[Data records]
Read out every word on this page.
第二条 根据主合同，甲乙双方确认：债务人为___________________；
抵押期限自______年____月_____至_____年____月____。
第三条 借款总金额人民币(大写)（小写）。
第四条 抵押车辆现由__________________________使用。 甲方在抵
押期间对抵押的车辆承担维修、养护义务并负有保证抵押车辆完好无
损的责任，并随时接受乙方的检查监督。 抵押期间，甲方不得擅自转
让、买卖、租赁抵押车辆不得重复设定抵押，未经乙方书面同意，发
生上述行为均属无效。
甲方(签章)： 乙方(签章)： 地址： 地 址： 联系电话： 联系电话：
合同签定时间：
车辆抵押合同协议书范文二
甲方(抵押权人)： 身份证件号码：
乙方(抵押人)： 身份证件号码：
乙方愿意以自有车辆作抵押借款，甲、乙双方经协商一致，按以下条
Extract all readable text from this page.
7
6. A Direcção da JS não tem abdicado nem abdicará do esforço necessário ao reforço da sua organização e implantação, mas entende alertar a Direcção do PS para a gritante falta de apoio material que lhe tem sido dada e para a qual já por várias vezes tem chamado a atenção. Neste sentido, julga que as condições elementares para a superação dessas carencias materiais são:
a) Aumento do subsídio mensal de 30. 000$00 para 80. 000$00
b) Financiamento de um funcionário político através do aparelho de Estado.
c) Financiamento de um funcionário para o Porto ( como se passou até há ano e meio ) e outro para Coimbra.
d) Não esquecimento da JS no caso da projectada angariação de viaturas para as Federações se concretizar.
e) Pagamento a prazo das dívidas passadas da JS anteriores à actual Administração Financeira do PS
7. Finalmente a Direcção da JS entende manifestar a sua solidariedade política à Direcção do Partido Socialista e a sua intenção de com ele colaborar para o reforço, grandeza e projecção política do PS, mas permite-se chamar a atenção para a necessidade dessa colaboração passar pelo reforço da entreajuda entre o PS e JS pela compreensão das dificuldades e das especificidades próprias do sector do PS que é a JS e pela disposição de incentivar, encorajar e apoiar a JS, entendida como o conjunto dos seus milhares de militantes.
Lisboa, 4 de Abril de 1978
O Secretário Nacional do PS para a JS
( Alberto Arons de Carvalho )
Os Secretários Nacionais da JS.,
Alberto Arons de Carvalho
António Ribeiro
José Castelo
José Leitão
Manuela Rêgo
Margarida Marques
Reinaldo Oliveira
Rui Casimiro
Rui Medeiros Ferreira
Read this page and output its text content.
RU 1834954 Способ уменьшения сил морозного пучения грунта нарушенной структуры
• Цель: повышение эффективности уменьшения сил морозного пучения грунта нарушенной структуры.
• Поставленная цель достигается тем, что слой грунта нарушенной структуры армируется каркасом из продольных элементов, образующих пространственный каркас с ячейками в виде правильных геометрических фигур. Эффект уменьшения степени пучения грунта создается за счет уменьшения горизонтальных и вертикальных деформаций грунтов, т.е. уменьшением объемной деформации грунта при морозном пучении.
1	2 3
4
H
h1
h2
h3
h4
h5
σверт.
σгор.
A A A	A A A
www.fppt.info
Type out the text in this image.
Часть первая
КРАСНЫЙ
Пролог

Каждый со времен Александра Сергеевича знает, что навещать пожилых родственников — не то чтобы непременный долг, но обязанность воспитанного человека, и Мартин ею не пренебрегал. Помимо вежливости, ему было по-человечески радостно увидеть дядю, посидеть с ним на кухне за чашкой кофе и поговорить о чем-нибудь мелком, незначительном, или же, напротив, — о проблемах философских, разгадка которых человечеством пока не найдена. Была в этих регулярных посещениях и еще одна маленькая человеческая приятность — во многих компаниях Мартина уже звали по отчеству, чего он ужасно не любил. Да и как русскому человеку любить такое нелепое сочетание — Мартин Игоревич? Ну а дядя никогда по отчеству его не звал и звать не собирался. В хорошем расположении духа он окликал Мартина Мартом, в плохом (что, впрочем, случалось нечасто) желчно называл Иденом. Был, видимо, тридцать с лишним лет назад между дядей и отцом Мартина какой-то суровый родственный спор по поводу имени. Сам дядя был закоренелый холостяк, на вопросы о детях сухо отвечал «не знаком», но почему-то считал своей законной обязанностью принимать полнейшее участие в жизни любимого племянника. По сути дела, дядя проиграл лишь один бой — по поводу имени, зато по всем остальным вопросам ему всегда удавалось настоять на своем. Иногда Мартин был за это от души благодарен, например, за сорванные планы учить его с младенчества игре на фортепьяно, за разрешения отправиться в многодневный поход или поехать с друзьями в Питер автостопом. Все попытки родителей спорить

Goal: Show the lines of the data that hold the word "Financiamento".

Task solution:
b) Financiamento de um funcionário político através do aparelho de Estado.
c) Financiamento de um funcionário para o Porto ( como se passou até há ano e meio ) e outro para Coimbra.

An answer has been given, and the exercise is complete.